● Goal: Exclude the pictures and reproduce the remaining data exactly as written.

● Records to process:
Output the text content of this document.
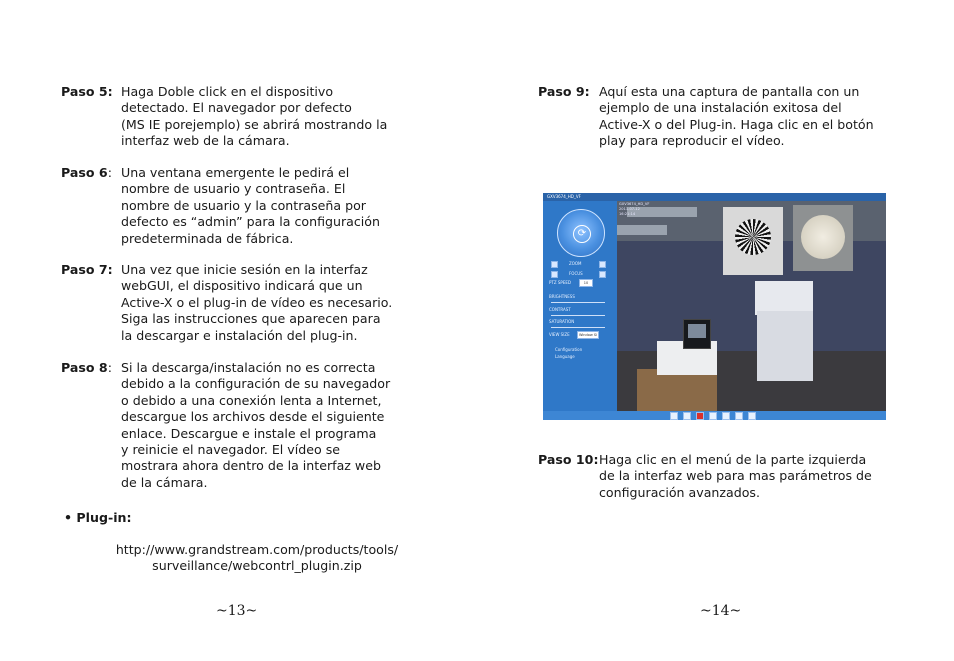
Paso 5: Haga Doble click en el dispositivo
detectado. El navegador por defecto
(MS IE porejemplo) se abrirá mostrando la
interfaz web de la cámara.
Paso 6: Una ventana emergente le pedirá el
nombre de usuario y contraseña. El
nombre de usuario y la contraseña por
defecto es “admin” para la configuración
predeterminada de fábrica.
Paso 7: Una vez que inicie sesión en la interfaz
webGUI, el dispositivo indicará que un
Active-X o el plug-in de vídeo es necesario.
Siga las instrucciones que aparecen para
la descargar e instalación del plug-in.
Paso 8: Si la descarga/instalación no es correcta
debido a la configuración de su navegador
o debido a una conexión lenta a Internet,
descargue los archivos desde el siguiente
enlace. Descargue e instale el programa
y reinicie el navegador. El vídeo se
mostrara ahora dentro de la interfaz web
de la cámara.
• Plug-in:
http://www.grandstream.com/products/tools/
surveillance/webcontrl_plugin.zip
~13~
Paso 9: Aquí esta una captura de pantalla con un
ejemplo de una instalación exitosa del
Active-X o del Plug-in. Haga clic en el botón
play para reproducir el vídeo.
GXV3674_HD_VF
⟳
ZOOM
FOCUS
PTZ SPEED	10
BRIGHTNESS
CONTRAST
SATURATION
VIEW SIZE	Window Si
Configuration
Language
GXV3674_HD_VF
2011-07-12
16:21:14
Paso 10: Haga clic en el menú de la parte izquierda
de la interfaz web para mas parámetros de
configuración avanzados.
~14~
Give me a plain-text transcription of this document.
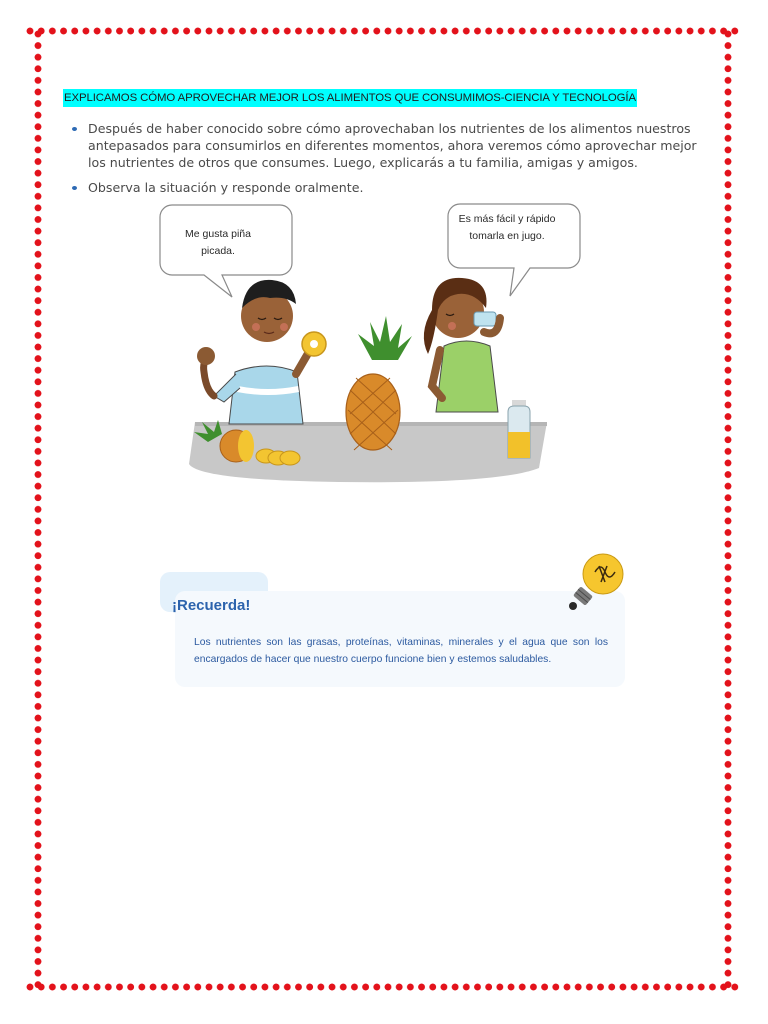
EXPLICAMOS CÓMO APROVECHAR MEJOR LOS ALIMENTOS QUE CONSUMIMOS-CIENCIA Y TECNOLOGÍA
Después de haber conocido sobre cómo aprovechaban los nutrientes de los alimentos nuestros antepasados para consumirlos en diferentes momentos, ahora veremos cómo aprovechar mejor los nutrientes de otros que consumes. Luego, explicarás a tu familia, amigas y amigos.
Observa la situación y responde oralmente.
Me gusta piña
picada.
Es más fácil y rápido
tomarla en jugo.
¡Recuerda!
Los nutrientes son las grasas, proteínas, vitaminas, minerales y el agua que son los encargados de hacer que nuestro cuerpo funcione bien y estemos saludables.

● Solution for this task:
Output the text content of this document.
Paso 5: Haga Doble click en el dispositivo
detectado. El navegador por defecto
(MS IE porejemplo) se abrirá mostrando la
interfaz web de la cámara.
Paso 6: Una ventana emergente le pedirá el
nombre de usuario y contraseña. El
nombre de usuario y la contraseña por
defecto es “admin” para la configuración
predeterminada de fábrica.
Paso 7: Una vez que inicie sesión en la interfaz
webGUI, el dispositivo indicará que un
Active-X o el plug-in de vídeo es necesario.
Siga las instrucciones que aparecen para
la descargar e instalación del plug-in.
Paso 8: Si la descarga/instalación no es correcta
debido a la configuración de su navegador
o debido a una conexión lenta a Internet,
descargue los archivos desde el siguiente
enlace. Descargue e instale el programa
y reinicie el navegador. El vídeo se
mostrara ahora dentro de la interfaz web
de la cámara.
• Plug-in:
http://www.grandstream.com/products/tools/
surveillance/webcontrl_plugin.zip
~13~
Paso 9: Aquí esta una captura de pantalla con un
ejemplo de una instalación exitosa del
Active-X o del Plug-in. Haga clic en el botón
play para reproducir el vídeo.
GXV3674_HD_VF
⟳
ZOOM
FOCUS
PTZ SPEED	10
BRIGHTNESS
CONTRAST
SATURATION
VIEW SIZE	Window Si
Configuration
Language
GXV3674_HD_VF
2011-07-12
16:21:14
Paso 10: Haga clic en el menú de la parte izquierda
de la interfaz web para mas parámetros de
configuración avanzados.
~14~
Give me a plain-text transcription of this document.
EXPLICAMOS CÓMO APROVECHAR MEJOR LOS ALIMENTOS QUE CONSUMIMOS-CIENCIA Y TECNOLOGÍA
Después de haber conocido sobre cómo aprovechaban los nutrientes de los alimentos nuestros antepasados para consumirlos en diferentes momentos, ahora veremos cómo aprovechar mejor los nutrientes de otros que consumes. Luego, explicarás a tu familia, amigas y amigos.
Observa la situación y responde oralmente.
Me gusta piña
picada.
Es más fácil y rápido
tomarla en jugo.
¡Recuerda!
Los nutrientes son las grasas, proteínas, vitaminas, minerales y el agua que son los encargados de hacer que nuestro cuerpo funcione bien y estemos saludables.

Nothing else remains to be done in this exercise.